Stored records
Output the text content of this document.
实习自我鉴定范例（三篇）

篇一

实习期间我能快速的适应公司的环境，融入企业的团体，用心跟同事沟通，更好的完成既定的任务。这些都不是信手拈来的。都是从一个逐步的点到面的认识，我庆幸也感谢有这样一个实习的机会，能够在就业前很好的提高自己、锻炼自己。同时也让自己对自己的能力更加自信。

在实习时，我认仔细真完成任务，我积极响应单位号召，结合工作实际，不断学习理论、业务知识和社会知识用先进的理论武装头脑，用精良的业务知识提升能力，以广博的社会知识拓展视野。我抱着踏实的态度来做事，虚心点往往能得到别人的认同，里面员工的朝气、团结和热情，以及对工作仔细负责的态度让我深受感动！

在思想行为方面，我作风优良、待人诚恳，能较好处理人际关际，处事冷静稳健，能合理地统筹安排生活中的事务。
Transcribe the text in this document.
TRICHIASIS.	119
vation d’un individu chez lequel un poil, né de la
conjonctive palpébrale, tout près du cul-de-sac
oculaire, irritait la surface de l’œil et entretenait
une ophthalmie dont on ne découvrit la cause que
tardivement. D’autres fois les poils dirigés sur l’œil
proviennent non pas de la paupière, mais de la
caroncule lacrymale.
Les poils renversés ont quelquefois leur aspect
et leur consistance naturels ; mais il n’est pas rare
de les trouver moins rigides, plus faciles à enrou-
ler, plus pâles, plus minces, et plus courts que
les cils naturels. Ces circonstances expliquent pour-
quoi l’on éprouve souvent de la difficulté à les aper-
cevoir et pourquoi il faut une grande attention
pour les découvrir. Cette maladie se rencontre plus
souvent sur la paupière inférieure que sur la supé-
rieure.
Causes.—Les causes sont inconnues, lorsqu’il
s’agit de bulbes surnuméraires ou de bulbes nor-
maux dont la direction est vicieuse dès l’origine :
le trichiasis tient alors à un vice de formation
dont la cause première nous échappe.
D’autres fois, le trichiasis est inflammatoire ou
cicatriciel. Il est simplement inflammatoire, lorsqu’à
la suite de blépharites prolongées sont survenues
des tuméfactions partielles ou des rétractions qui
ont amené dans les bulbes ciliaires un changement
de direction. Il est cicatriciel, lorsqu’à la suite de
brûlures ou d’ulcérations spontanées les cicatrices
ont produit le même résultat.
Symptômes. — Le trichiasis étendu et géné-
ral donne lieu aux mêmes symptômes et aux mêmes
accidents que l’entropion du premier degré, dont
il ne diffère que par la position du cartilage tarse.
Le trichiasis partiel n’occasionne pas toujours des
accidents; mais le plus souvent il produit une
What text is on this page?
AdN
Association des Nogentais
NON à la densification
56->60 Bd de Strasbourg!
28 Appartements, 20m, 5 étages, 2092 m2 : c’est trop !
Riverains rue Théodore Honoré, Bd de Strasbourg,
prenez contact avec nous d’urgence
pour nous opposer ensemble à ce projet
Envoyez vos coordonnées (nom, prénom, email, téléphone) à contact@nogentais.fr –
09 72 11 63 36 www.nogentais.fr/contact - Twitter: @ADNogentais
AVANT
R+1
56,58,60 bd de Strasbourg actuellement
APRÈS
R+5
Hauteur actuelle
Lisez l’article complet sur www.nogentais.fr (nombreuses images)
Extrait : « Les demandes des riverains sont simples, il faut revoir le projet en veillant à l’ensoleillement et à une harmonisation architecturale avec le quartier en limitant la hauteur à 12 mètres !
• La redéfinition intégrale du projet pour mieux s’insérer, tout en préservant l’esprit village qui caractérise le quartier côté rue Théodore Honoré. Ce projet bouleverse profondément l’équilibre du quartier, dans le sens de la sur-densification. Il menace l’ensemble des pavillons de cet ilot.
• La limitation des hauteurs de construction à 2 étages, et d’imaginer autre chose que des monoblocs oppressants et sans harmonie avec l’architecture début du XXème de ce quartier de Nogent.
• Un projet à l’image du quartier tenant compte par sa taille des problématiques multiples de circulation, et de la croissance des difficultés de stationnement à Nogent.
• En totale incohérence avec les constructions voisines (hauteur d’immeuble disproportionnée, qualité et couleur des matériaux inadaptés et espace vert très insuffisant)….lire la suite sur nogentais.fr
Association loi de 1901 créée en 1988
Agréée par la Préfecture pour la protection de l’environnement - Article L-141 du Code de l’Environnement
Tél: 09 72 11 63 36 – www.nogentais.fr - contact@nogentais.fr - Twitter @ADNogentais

Written problem: Restate every entry word for word.

Answer to the task:
Output the text content of this document.
实习自我鉴定范例（三篇）

篇一

实习期间我能快速的适应公司的环境，融入企业的团体，用心跟同事沟通，更好的完成既定的任务。这些都不是信手拈来的。都是从一个逐步的点到面的认识，我庆幸也感谢有这样一个实习的机会，能够在就业前很好的提高自己、锻炼自己。同时也让自己对自己的能力更加自信。

在实习时，我认仔细真完成任务，我积极响应单位号召，结合工作实际，不断学习理论、业务知识和社会知识用先进的理论武装头脑，用精良的业务知识提升能力，以广博的社会知识拓展视野。我抱着踏实的态度来做事，虚心点往往能得到别人的认同，里面员工的朝气、团结和热情，以及对工作仔细负责的态度让我深受感动！

在思想行为方面，我作风优良、待人诚恳，能较好处理人际关际，处事冷静稳健，能合理地统筹安排生活中的事务。
Transcribe the text in this document.
TRICHIASIS.	119
vation d’un individu chez lequel un poil, né de la
conjonctive palpébrale, tout près du cul-de-sac
oculaire, irritait la surface de l’œil et entretenait
une ophthalmie dont on ne découvrit la cause que
tardivement. D’autres fois les poils dirigés sur l’œil
proviennent non pas de la paupière, mais de la
caroncule lacrymale.
Les poils renversés ont quelquefois leur aspect
et leur consistance naturels ; mais il n’est pas rare
de les trouver moins rigides, plus faciles à enrou-
ler, plus pâles, plus minces, et plus courts que
les cils naturels. Ces circonstances expliquent pour-
quoi l’on éprouve souvent de la difficulté à les aper-
cevoir et pourquoi il faut une grande attention
pour les découvrir. Cette maladie se rencontre plus
souvent sur la paupière inférieure que sur la supé-
rieure.
Causes.—Les causes sont inconnues, lorsqu’il
s’agit de bulbes surnuméraires ou de bulbes nor-
maux dont la direction est vicieuse dès l’origine :
le trichiasis tient alors à un vice de formation
dont la cause première nous échappe.
D’autres fois, le trichiasis est inflammatoire ou
cicatriciel. Il est simplement inflammatoire, lorsqu’à
la suite de blépharites prolongées sont survenues
des tuméfactions partielles ou des rétractions qui
ont amené dans les bulbes ciliaires un changement
de direction. Il est cicatriciel, lorsqu’à la suite de
brûlures ou d’ulcérations spontanées les cicatrices
ont produit le même résultat.
Symptômes. — Le trichiasis étendu et géné-
ral donne lieu aux mêmes symptômes et aux mêmes
accidents que l’entropion du premier degré, dont
il ne diffère que par la position du cartilage tarse.
Le trichiasis partiel n’occasionne pas toujours des
accidents; mais le plus souvent il produit une
What text is on this page?
AdN
Association des Nogentais
NON à la densification
56->60 Bd de Strasbourg!
28 Appartements, 20m, 5 étages, 2092 m2 : c’est trop !
Riverains rue Théodore Honoré, Bd de Strasbourg,
prenez contact avec nous d’urgence
pour nous opposer ensemble à ce projet
Envoyez vos coordonnées (nom, prénom, email, téléphone) à contact@nogentais.fr –
09 72 11 63 36 www.nogentais.fr/contact - Twitter: @ADNogentais
AVANT
R+1
56,58,60 bd de Strasbourg actuellement
APRÈS
R+5
Hauteur actuelle
Lisez l’article complet sur www.nogentais.fr (nombreuses images)
Extrait : « Les demandes des riverains sont simples, il faut revoir le projet en veillant à l’ensoleillement et à une harmonisation architecturale avec le quartier en limitant la hauteur à 12 mètres !
• La redéfinition intégrale du projet pour mieux s’insérer, tout en préservant l’esprit village qui caractérise le quartier côté rue Théodore Honoré. Ce projet bouleverse profondément l’équilibre du quartier, dans le sens de la sur-densification. Il menace l’ensemble des pavillons de cet ilot.
• La limitation des hauteurs de construction à 2 étages, et d’imaginer autre chose que des monoblocs oppressants et sans harmonie avec l’architecture début du XXème de ce quartier de Nogent.
• Un projet à l’image du quartier tenant compte par sa taille des problématiques multiples de circulation, et de la croissance des difficultés de stationnement à Nogent.
• En totale incohérence avec les constructions voisines (hauteur d’immeuble disproportionnée, qualité et couleur des matériaux inadaptés et espace vert très insuffisant)….lire la suite sur nogentais.fr
Association loi de 1901 créée en 1988
Agréée par la Préfecture pour la protection de l’environnement - Article L-141 du Code de l’Environnement
Tél: 09 72 11 63 36 – www.nogentais.fr - contact@nogentais.fr - Twitter @ADNogentais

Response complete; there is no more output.